> Problem details: Your job is to restate each entry word for word.

(Dataset records)
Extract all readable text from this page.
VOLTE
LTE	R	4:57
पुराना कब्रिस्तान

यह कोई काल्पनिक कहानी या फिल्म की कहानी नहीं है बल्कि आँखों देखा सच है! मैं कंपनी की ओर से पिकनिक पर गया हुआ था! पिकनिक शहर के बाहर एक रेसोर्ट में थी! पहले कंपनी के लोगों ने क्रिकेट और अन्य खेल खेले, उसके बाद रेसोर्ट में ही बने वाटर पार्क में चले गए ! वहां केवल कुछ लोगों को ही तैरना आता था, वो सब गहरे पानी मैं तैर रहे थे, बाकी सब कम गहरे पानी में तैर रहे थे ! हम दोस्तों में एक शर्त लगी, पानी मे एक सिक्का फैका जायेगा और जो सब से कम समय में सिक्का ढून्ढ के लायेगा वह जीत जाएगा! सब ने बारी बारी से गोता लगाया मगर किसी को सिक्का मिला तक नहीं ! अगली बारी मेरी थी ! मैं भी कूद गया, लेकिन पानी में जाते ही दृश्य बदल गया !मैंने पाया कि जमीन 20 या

> Final result:
Extract all readable text from this page.
VOLTE
LTE	R	4:57
पुराना कब्रिस्तान

यह कोई काल्पनिक कहानी या फिल्म की कहानी नहीं है बल्कि आँखों देखा सच है! मैं कंपनी की ओर से पिकनिक पर गया हुआ था! पिकनिक शहर के बाहर एक रेसोर्ट में थी! पहले कंपनी के लोगों ने क्रिकेट और अन्य खेल खेले, उसके बाद रेसोर्ट में ही बने वाटर पार्क में चले गए ! वहां केवल कुछ लोगों को ही तैरना आता था, वो सब गहरे पानी मैं तैर रहे थे, बाकी सब कम गहरे पानी में तैर रहे थे ! हम दोस्तों में एक शर्त लगी, पानी मे एक सिक्का फैका जायेगा और जो सब से कम समय में सिक्का ढून्ढ के लायेगा वह जीत जाएगा! सब ने बारी बारी से गोता लगाया मगर किसी को सिक्का मिला तक नहीं ! अगली बारी मेरी थी ! मैं भी कूद गया, लेकिन पानी में जाते ही दृश्य बदल गया !मैंने पाया कि जमीन 20 या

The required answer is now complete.